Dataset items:
--------------------------------

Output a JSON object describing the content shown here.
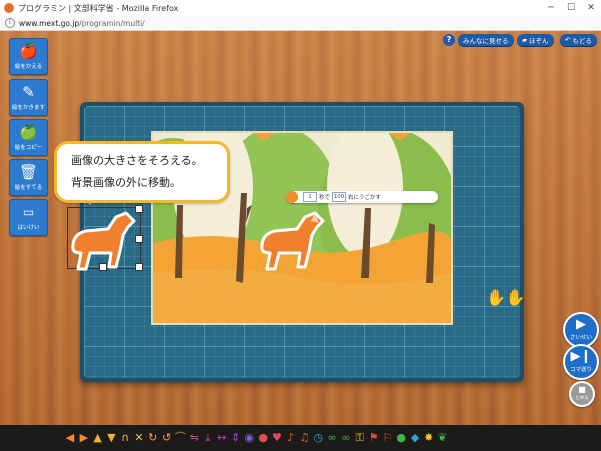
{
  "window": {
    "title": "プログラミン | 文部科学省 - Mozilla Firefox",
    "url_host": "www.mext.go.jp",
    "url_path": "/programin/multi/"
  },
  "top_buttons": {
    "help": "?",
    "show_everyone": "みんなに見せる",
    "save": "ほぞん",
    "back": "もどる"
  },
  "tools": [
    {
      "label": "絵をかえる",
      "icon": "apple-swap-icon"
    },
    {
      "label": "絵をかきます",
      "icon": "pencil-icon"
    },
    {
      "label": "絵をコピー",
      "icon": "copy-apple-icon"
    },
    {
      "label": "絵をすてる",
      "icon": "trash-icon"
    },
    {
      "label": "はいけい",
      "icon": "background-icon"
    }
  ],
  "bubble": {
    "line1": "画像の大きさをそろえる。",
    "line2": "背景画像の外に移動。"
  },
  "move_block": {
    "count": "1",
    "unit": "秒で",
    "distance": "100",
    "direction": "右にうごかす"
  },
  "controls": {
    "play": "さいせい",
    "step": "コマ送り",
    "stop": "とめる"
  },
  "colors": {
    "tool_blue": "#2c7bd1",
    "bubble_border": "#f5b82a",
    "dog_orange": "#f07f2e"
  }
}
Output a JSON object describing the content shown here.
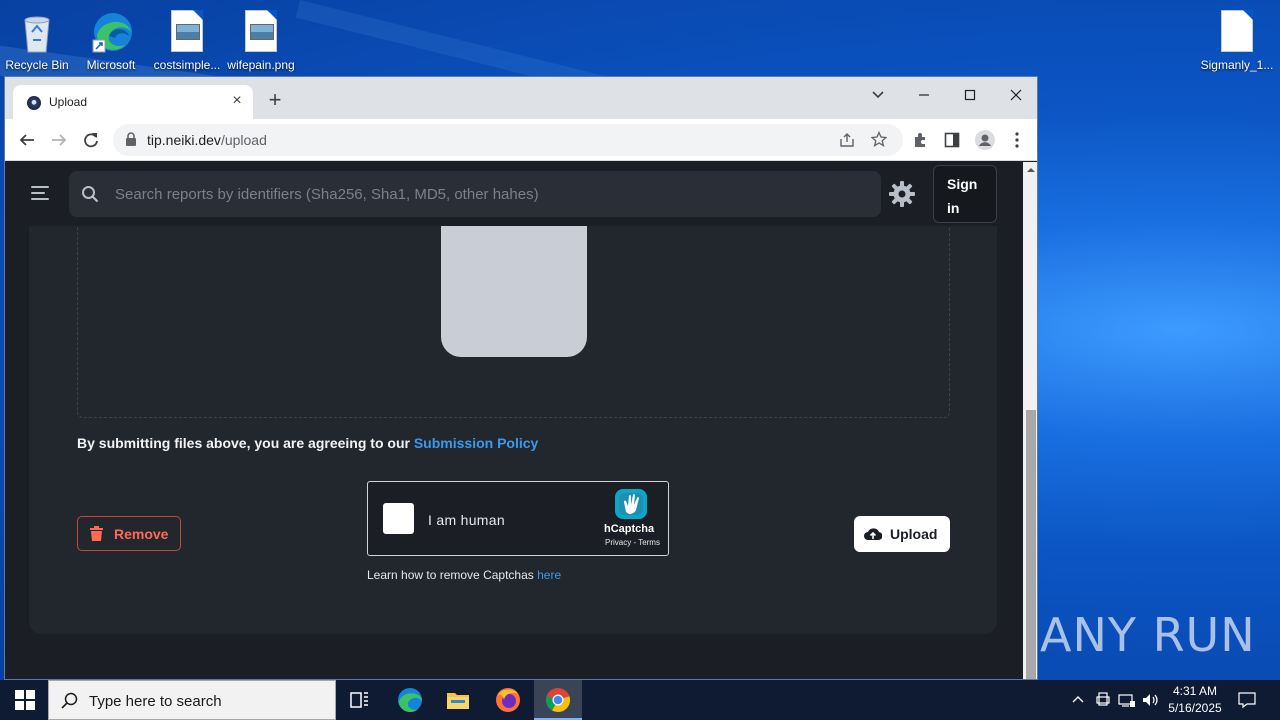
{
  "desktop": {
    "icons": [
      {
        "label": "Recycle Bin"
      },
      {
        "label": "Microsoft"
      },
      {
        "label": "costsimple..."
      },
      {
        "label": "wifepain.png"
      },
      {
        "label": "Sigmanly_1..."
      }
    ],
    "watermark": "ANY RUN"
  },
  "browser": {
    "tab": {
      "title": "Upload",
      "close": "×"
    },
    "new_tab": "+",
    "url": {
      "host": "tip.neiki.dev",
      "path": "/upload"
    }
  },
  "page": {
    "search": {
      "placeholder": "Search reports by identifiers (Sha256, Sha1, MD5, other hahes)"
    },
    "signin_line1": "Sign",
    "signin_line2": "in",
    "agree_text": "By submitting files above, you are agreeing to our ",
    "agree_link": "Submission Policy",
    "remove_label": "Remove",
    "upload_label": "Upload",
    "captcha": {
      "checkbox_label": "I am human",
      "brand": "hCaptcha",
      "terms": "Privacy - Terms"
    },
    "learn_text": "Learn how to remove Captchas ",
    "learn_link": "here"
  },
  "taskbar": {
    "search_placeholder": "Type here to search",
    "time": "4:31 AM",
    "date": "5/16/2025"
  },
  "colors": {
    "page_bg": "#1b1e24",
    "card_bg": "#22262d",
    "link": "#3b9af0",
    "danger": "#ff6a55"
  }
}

--------------------------------

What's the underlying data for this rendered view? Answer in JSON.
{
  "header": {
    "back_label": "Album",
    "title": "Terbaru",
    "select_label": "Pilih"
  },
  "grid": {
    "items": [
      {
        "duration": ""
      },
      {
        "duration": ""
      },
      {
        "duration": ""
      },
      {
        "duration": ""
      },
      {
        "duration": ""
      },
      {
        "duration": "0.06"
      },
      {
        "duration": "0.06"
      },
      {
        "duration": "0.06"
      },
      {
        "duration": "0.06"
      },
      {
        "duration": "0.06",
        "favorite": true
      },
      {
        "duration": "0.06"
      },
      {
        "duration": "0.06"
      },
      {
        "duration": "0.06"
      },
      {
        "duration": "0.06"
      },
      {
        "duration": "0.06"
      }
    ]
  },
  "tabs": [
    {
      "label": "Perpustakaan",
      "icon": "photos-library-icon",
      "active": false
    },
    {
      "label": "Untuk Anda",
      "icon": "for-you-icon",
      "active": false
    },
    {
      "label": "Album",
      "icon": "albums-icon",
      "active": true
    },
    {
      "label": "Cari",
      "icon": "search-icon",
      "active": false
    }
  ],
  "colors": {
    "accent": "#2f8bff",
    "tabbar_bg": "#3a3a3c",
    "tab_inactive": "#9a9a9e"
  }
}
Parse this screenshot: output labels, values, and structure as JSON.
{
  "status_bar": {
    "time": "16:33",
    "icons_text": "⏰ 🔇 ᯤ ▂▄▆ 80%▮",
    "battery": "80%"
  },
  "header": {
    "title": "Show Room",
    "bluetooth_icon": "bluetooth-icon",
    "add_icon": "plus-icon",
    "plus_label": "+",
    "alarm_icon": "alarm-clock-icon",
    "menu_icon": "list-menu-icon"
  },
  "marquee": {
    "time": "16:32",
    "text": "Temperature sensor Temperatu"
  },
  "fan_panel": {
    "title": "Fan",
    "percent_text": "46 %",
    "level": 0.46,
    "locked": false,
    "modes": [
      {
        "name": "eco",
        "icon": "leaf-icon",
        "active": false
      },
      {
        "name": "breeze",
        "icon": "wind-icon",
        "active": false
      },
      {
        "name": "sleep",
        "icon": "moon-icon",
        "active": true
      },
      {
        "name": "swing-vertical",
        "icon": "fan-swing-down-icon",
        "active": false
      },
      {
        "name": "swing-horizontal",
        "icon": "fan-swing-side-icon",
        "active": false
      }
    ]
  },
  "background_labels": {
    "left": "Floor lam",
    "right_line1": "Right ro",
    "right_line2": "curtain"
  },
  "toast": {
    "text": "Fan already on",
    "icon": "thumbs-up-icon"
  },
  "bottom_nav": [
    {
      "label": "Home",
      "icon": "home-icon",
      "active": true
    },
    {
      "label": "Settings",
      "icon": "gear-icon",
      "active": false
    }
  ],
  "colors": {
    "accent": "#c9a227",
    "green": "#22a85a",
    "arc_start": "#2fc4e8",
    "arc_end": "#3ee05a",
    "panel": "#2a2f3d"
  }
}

--------------------------------

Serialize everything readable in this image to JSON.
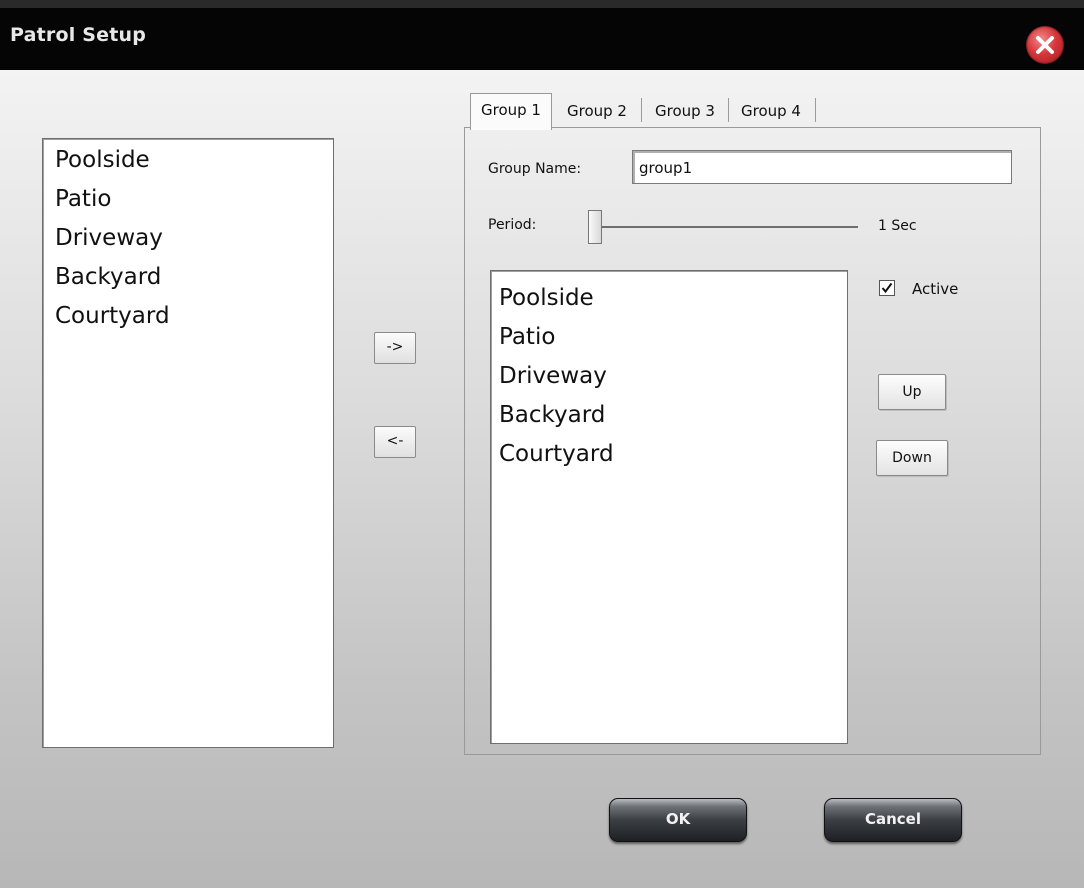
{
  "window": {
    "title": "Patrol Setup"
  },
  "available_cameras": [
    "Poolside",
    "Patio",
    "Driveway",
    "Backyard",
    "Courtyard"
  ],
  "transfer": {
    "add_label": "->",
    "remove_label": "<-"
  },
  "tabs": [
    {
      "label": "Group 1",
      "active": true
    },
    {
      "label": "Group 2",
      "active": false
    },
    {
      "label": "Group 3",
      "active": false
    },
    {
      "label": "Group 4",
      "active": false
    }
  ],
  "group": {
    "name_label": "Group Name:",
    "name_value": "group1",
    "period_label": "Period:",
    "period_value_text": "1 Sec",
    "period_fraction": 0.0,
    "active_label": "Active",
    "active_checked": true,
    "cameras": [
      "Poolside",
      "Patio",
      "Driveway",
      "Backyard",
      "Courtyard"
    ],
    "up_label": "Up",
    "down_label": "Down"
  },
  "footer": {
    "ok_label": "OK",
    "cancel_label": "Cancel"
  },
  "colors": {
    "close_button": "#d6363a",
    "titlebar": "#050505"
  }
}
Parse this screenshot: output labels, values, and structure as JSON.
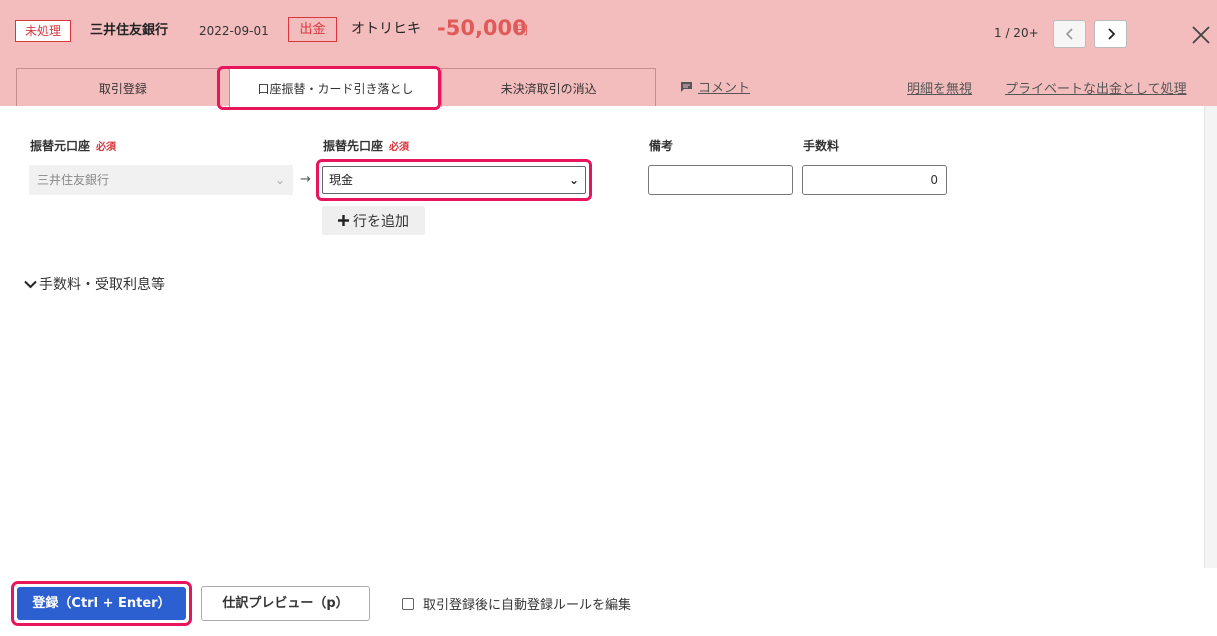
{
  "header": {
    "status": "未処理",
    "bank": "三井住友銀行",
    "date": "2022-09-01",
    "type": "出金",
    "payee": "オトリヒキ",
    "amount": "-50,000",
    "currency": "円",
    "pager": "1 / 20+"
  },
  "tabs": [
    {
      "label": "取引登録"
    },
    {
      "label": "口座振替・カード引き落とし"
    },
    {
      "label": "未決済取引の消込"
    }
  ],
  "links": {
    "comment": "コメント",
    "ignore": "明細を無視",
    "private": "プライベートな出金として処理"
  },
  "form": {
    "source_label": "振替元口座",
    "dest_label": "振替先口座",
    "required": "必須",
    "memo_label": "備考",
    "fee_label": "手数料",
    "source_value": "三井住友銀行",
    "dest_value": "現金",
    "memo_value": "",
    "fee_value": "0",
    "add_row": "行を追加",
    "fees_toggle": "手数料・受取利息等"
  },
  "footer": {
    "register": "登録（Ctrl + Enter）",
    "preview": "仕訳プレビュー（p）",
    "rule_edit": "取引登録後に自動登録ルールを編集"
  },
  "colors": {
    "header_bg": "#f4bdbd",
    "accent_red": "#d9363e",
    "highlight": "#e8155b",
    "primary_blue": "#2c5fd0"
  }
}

--------------------------------

EXERCISE TASK:
From the listing, copy every line where the string "this" appears.

TASK SOLUTION:
What's the underlying data for this rendered view? Answer in JSON.
Parse this screenshot: output labels, values, and structure as JSON.
Serialize everything readable in this image to JSON.
Parse this screenshot: output labels, values, and structure as JSON.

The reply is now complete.